## To do
From the listing below, select every line where the word "сетям" appears.

## Supplied material
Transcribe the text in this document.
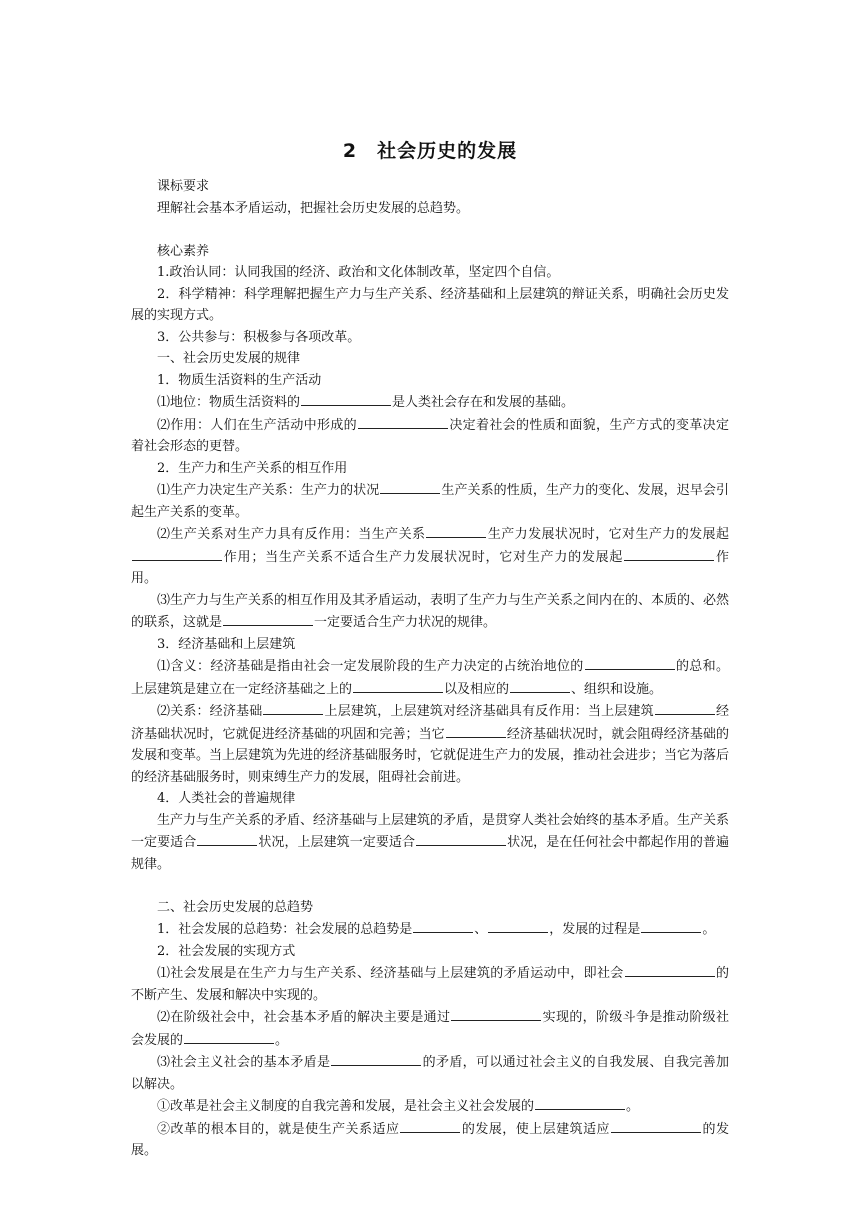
2　社会历史的发展

课标要求

理解社会基本矛盾运动，把握社会历史发展的总趋势。

核心素养

1.政治认同：认同我国的经济、政治和文化体制改革，坚定四个自信。

2．科学精神：科学理解把握生产力与生产关系、经济基础和上层建筑的辩证关系，明确社会历史发展的实现方式。

3．公共参与：积极参与各项改革。

一、社会历史发展的规律

1．物质生活资料的生产活动

⑴地位：物质生活资料的	是人类社会存在和发展的基础。

⑵作用：人们在生产活动中形成的	决定着社会的性质和面貌，生产方式的变革决定着社会形态的更替。

2．生产力和生产关系的相互作用

⑴生产力决定生产关系：生产力的状况	生产关系的性质，生产力的变化、发展，迟早会引起生产关系的变革。

⑵生产关系对生产力具有反作用：当生产关系	生产力发展状况时，它对生产力的发展起作用；当生产关系不适合生产力发展状况时，它对生产力的发展起	作用。

⑶生产力与生产关系的相互作用及其矛盾运动，表明了生产力与生产关系之间内在的、本质的、必然的联系，这就是	一定要适合生产力状况的规律。

3．经济基础和上层建筑

⑴含义：经济基础是指由社会一定发展阶段的生产力决定的占统治地位的	的总和。上层建筑是建立在一定经济基础之上的	以及相应的	、组织和设施。

⑵关系：经济基础	上层建筑，上层建筑对经济基础具有反作用：当上层建筑	经济基础状况时，它就促进经济基础的巩固和完善；当它	经济基础状况时，就会阻碍经济基础的发展和变革。当上层建筑为先进的经济基础服务时，它就促进生产力的发展，推动社会进步；当它为落后的经济基础服务时，则束缚生产力的发展，阻碍社会前进。

4．人类社会的普遍规律

生产力与生产关系的矛盾、经济基础与上层建筑的矛盾，是贯穿人类社会始终的基本矛盾。生产关系一定要适合	状况，上层建筑一定要适合	状况，是在任何社会中都起作用的普遍规律。

二、社会历史发展的总趋势

1．社会发展的总趋势：社会发展的总趋势是	、	，发展的过程是	。

2．社会发展的实现方式

⑴社会发展是在生产力与生产关系、经济基础与上层建筑的矛盾运动中，即社会	的不断产生、发展和解决中实现的。

⑵在阶级社会中，社会基本矛盾的解决主要是通过	实现的，阶级斗争是推动阶级社会发展的	。

⑶社会主义社会的基本矛盾是	的矛盾，可以通过社会主义的自我发展、自我完善加以解决。

①改革是社会主义制度的自我完善和发展，是社会主义社会发展的	。

②改革的根本目的，就是使生产关系适应	的发展，使上层建筑适应	的发展。
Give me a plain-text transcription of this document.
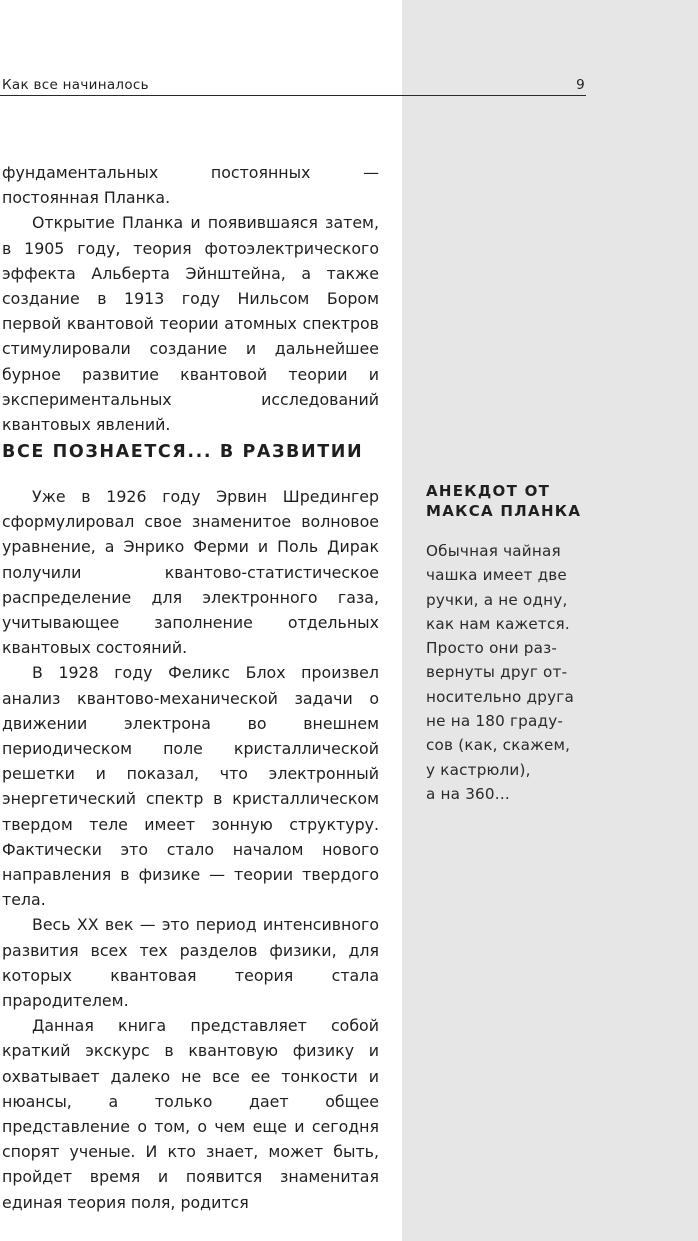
Как все начиналось	9

фундаментальных постоянных — постоянная Планка.

Открытие Планка и появившаяся затем, в 1905 году, теория фотоэлектрического эффекта Альберта Эйнштейна, а также создание в 1913 году Нильсом Бором первой квантовой теории атомных спектров стимулировали создание и дальнейшее бурное развитие квантовой теории и экспериментальных исследований квантовых явлений.

ВСЕ ПОЗНАЕТСЯ... В РАЗВИТИИ

Уже в 1926 году Эрвин Шредингер сформулировал свое знаменитое волновое уравнение, а Энрико Ферми и Поль Дирак получили квантово-статистическое распределение для электронного газа, учитывающее заполнение отдельных квантовых состояний.

В 1928 году Феликс Блох произвел анализ квантово-механической задачи о движении электрона во внешнем периодическом поле кристаллической решетки и показал, что электронный энергетический спектр в кристаллическом твердом теле имеет зонную структуру. Фактически это стало началом нового направления в физике — теории твердого тела.

Весь XX век — это период интенсивного развития всех тех разделов физики, для которых квантовая теория стала прародителем.

Данная книга представляет собой краткий экскурс в квантовую физику и охватывает далеко не все ее тонкости и нюансы, а только дает общее представление о том, о чем еще и сегодня спорят ученые. И кто знает, может быть, пройдет время и появится знаменитая единая теория поля, родится

АНЕКДОТ ОТ
МАКСА ПЛАНКА
Обычная чайная
чашка имеет две
ручки, а не одну,
как нам кажется.
Просто они раз-
вернуты друг от-
носительно друга
не на 180 граду-
сов (как, скажем,
у кастрюли),
а на 360...
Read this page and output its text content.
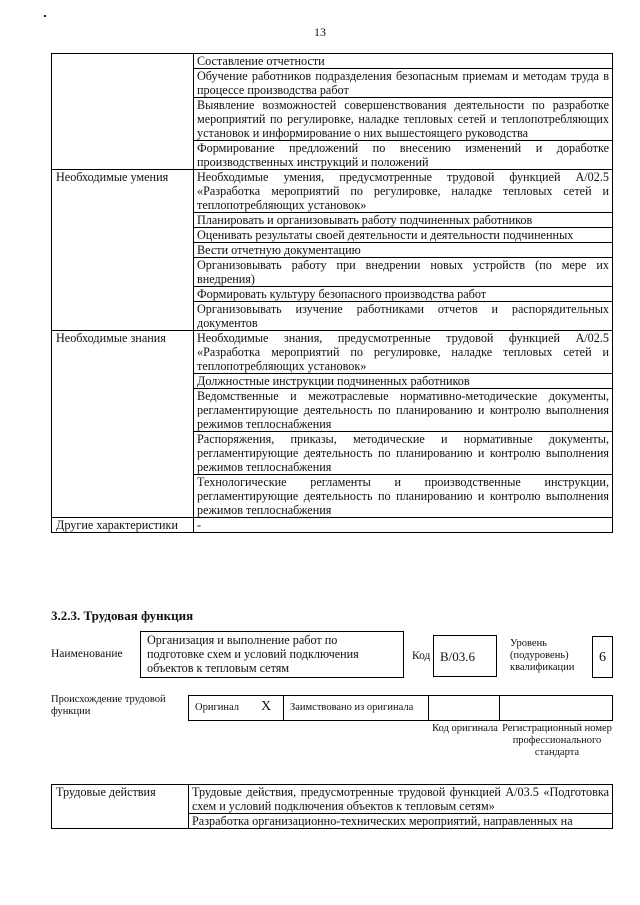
13
	Составление отчетности
	Обучение работников подразделения безопасным приемам и методам труда в процессе производства работ
	Выявление возможностей совершенствования деятельности по разработке мероприятий по регулировке, наладке тепловых сетей и теплопотребляющих установок и информирование о них вышестоящего руководства
	Формирование предложений по внесению изменений и доработке производственных инструкций и положений
Необходимые умения	Необходимые умения, предусмотренные трудовой функцией А/02.5 «Разработка мероприятий по регулировке, наладке тепловых сетей и теплопотребляющих установок»
	Планировать и организовывать работу подчиненных работников
	Оценивать результаты своей деятельности и деятельности подчиненных
	Вести отчетную документацию
	Организовывать работу при внедрении новых устройств (по мере их внедрения)
	Формировать культуру безопасного производства работ
	Организовывать изучение работниками отчетов и распорядительных документов
Необходимые знания	Необходимые знания, предусмотренные трудовой функцией А/02.5 «Разработка мероприятий по регулировке, наладке тепловых сетей и теплопотребляющих установок»
	Должностные инструкции подчиненных работников
	Ведомственные и межотраслевые нормативно-методические документы, регламентирующие деятельность по планированию и контролю выполнения режимов теплоснабжения
	Распоряжения, приказы, методические и нормативные документы, регламентирующие деятельность по планированию и контролю выполнения режимов теплоснабжения
	Технологические регламенты и производственные инструкции, регламентирующие деятельность по планированию и контролю выполнения режимов теплоснабжения
Другие характеристики	-
3.2.3. Трудовая функция
Наименование
Организация и выполнение работ по подготовке схем и условий подключения объектов к тепловым сетям
Код В/03.6
Уровень (подуровень) квалификации
6
Происхождение трудовой функции	Оригинал Х Заимствовано из оригинала
Код оригинала Регистрационный номер профессионального стандарта
Трудовые действия	Трудовые действия, предусмотренные трудовой функцией А/03.5 «Подготовка схем и условий подключения объектов к тепловым сетям»
Разработка организационно-технических мероприятий, направленных на
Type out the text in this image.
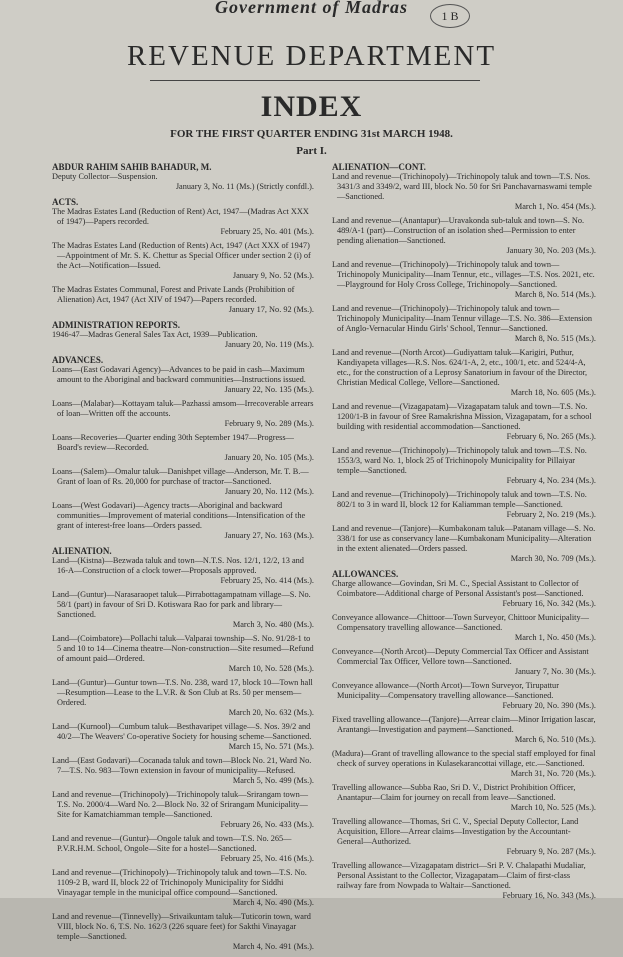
Government of Madras	1 B
REVENUE DEPARTMENT
INDEX
FOR THE FIRST QUARTER ENDING 31st MARCH 1948.
Part I.
ABDUR RAHIM SAHIB BAHADUR, M.
Deputy Collector—Suspension.
January 3, No. 11 (Ms.) (Strictly confdl.).
ACTS.
The Madras Estates Land (Reduction of Rent) Act, 1947—(Madras Act XXX of 1947)—Papers recorded.
February 25, No. 401 (Ms.).
The Madras Estates Land (Reduction of Rents) Act, 1947 (Act XXX of 1947)—Appointment of Mr. S. K. Chettur as Special Officer under section 2 (i) of the Act—Notification—Issued.
January 9, No. 52 (Ms.).
The Madras Estates Communal, Forest and Private Lands (Prohibition of Alienation) Act, 1947 (Act XIV of 1947)—Papers recorded.
January 17, No. 92 (Ms.).
ADMINISTRATION REPORTS.
1946-47—Madras General Sales Tax Act, 1939—Publication.
January 20, No. 119 (Ms.).
ADVANCES.
Loans—(East Godavari Agency)—Advances to be paid in cash—Maximum amount to the Aboriginal and backward communities—Instructions issued.
January 22, No. 135 (Ms.).
Loans—(Malabar)—Kottayam taluk—Pazhassi amsom—Irrecoverable arrears of loan—Written off the accounts.
February 9, No. 289 (Ms.).
Loans—Recoveries—Quarter ending 30th September 1947—Progress—Board's review—Recorded.
January 20, No. 105 (Ms.).
Loans—(Salem)—Omalur taluk—Danishpet village—Anderson, Mr. T. B.—Grant of loan of Rs. 20,000 for purchase of tractor—Sanctioned.
January 20, No. 112 (Ms.).
Loans—(West Godavari)—Agency tracts—Aboriginal and backward communities—Improvement of material conditions—Intensification of the grant of interest-free loans—Orders passed.
January 27, No. 163 (Ms.).
ALIENATION.
Land—(Kistna)—Bezwada taluk and town—N.T.S. Nos. 12/1, 12/2, 13 and 16-A—Construction of a clock tower—Proposals approved.
February 25, No. 414 (Ms.).
Land—(Guntur)—Narasaraopet taluk—Pirrabottagampatnam village—S. No. 58/1 (part) in favour of Sri D. Kotiswara Rao for park and library—Sanctioned.
March 3, No. 480 (Ms.).
Land—(Coimbatore)—Pollachi taluk—Valparai township—S. No. 91/28-1 to 5 and 10 to 14—Cinema theatre—Non-construction—Site resumed—Refund of amount paid—Ordered.
March 10, No. 528 (Ms.).
Land—(Guntur)—Guntur town—T.S. No. 238, ward 17, block 10—Town hall—Resumption—Lease to the L.V.R. & Son Club at Rs. 50 per mensem—Ordered.
March 20, No. 632 (Ms.).
Land—(Kurnool)—Cumbum taluk—Besthavaripet village—S. Nos. 39/2 and 40/2—The Weavers' Co-operative Society for housing scheme—Sanctioned.
March 15, No. 571 (Ms.).
Land—(East Godavari)—Cocanada taluk and town—Block No. 21, Ward No. 7—T.S. No. 983—Town extension in favour of municipality—Refused.
March 5, No. 499 (Ms.).
Land and revenue—(Trichinopoly)—Trichinopoly taluk—Srirangam town—T.S. No. 2000/4—Ward No. 2—Block No. 32 of Srirangam Municipality—Site for Kamatchiamman temple—Sanctioned.
February 26, No. 433 (Ms.).
Land and revenue—(Guntur)—Ongole taluk and town—T.S. No. 265—P.V.R.H.M. School, Ongole—Site for a hostel—Sanctioned.
February 25, No. 416 (Ms.).
Land and revenue—(Trichinopoly)—Trichinopoly taluk and town—T.S. No. 1109-2 B, ward II, block 22 of Trichinopoly Municipality for Siddhi Vinayagar temple in the municipal office compound—Sanctioned.
March 4, No. 490 (Ms.).
Land and revenue—(Tinnevelly)—Srivaikuntam taluk—Tuticorin town, ward VIII, block No. 6, T.S. No. 162/3 (226 square feet) for Sakthi Vinayagar temple—Sanctioned.
March 4, No. 491 (Ms.).
ALIENATION—CONT.
Land and revenue—(Trichinopoly)—Trichinopoly taluk and town—T.S. Nos. 3431/3 and 3349/2, ward III, block No. 50 for Sri Panchavarnaswami temple—Sanctioned.
March 1, No. 454 (Ms.).
Land and revenue—(Anantapur)—Uravakonda sub-taluk and town—S. No. 489/A-1 (part)—Construction of an isolation shed—Permission to enter pending alienation—Sanctioned.
January 30, No. 203 (Ms.).
Land and revenue—(Trichinopoly)—Trichinopoly taluk and town—Trichinopoly Municipality—Inam Tennur, etc., villages—T.S. Nos. 2021, etc.—Playground for Holy Cross College, Trichinopoly—Sanctioned.
March 8, No. 514 (Ms.).
Land and revenue—(Trichinopoly)—Trichinopoly taluk and town—Trichinopoly Municipality—Inam Tennur village—T.S. No. 386—Extension of Anglo-Vernacular Hindu Girls' School, Tennur—Sanctioned.
March 8, No. 515 (Ms.).
Land and revenue—(North Arcot)—Gudiyattam taluk—Karigiri, Puthur, Kandiyapeta villages—R.S. Nos. 624/1-A, 2, etc., 100/1, etc. and 524/4-A, etc., for the construction of a Leprosy Sanatorium in favour of the Director, Christian Medical College, Vellore—Sanctioned.
March 18, No. 605 (Ms.).
Land and revenue—(Vizagapatam)—Vizagapatam taluk and town—T.S. No. 1200/1-B in favour of Sree Ramakrishna Mission, Vizagapatam, for a school building with residential accommodation—Sanctioned.
February 6, No. 265 (Ms.).
Land and revenue—(Trichinopoly)—Trichinopoly taluk and town—T.S. No. 1553/3, ward No. 1, block 25 of Trichinopoly Municipality for Pillaiyar temple—Sanctioned.
February 4, No. 234 (Ms.).
Land and revenue—(Trichinopoly)—Trichinopoly taluk and town—T.S. No. 802/1 to 3 in ward II, block 12 for Kaliamman temple—Sanctioned.
February 2, No. 219 (Ms.).
Land and revenue—(Tanjore)—Kumbakonam taluk—Patanam village—S. No. 338/1 for use as conservancy lane—Kumbakonam Municipality—Alteration in the extent alienated—Orders passed.
March 30, No. 709 (Ms.).
ALLOWANCES.
Charge allowance—Govindan, Sri M. C., Special Assistant to Collector of Coimbatore—Additional charge of Personal Assistant's post—Sanctioned.
February 16, No. 342 (Ms.).
Conveyance allowance—Chittoor—Town Surveyor, Chittoor Municipality—Compensatory travelling allowance—Sanctioned.
March 1, No. 450 (Ms.).
Conveyance—(North Arcot)—Deputy Commercial Tax Officer and Assistant Commercial Tax Officer, Vellore town—Sanctioned.
January 7, No. 30 (Ms.).
Conveyance allowance—(North Arcot)—Town Surveyor, Tirupattur Municipality—Compensatory travelling allowance—Sanctioned.
February 20, No. 390 (Ms.).
Fixed travelling allowance—(Tanjore)—Arrear claim—Minor Irrigation lascar, Arantangi—Investigation and payment—Sanctioned.
March 6, No. 510 (Ms.).
(Madura)—Grant of travelling allowance to the special staff employed for final check of survey operations in Kulasekarancottai village, etc.—Sanctioned.
March 31, No. 720 (Ms.).
Travelling allowance—Subba Rao, Sri D. V., District Prohibition Officer, Anantapur—Claim for journey on recall from leave—Sanctioned.
March 10, No. 525 (Ms.).
Travelling allowance—Thomas, Sri C. V., Special Deputy Collector, Land Acquisition, Ellore—Arrear claims—Investigation by the Accountant-General—Authorized.
February 9, No. 287 (Ms.).
Travelling allowance—Vizagapatam district—Sri P. V. Chalapathi Mudaliar, Personal Assistant to the Collector, Vizagapatam—Claim of first-class railway fare from Nowpada to Waltair—Sanctioned.
February 16, No. 343 (Ms.).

## The completed task
Организация и выполнение работ по подготовке схем и условий подключения объектов к тепловым сетям
Трудовые действия	Трудовые действия, предусмотренные трудовой функцией А/03.5 «Подготовка схем и условий подключения объектов к тепловым сетям»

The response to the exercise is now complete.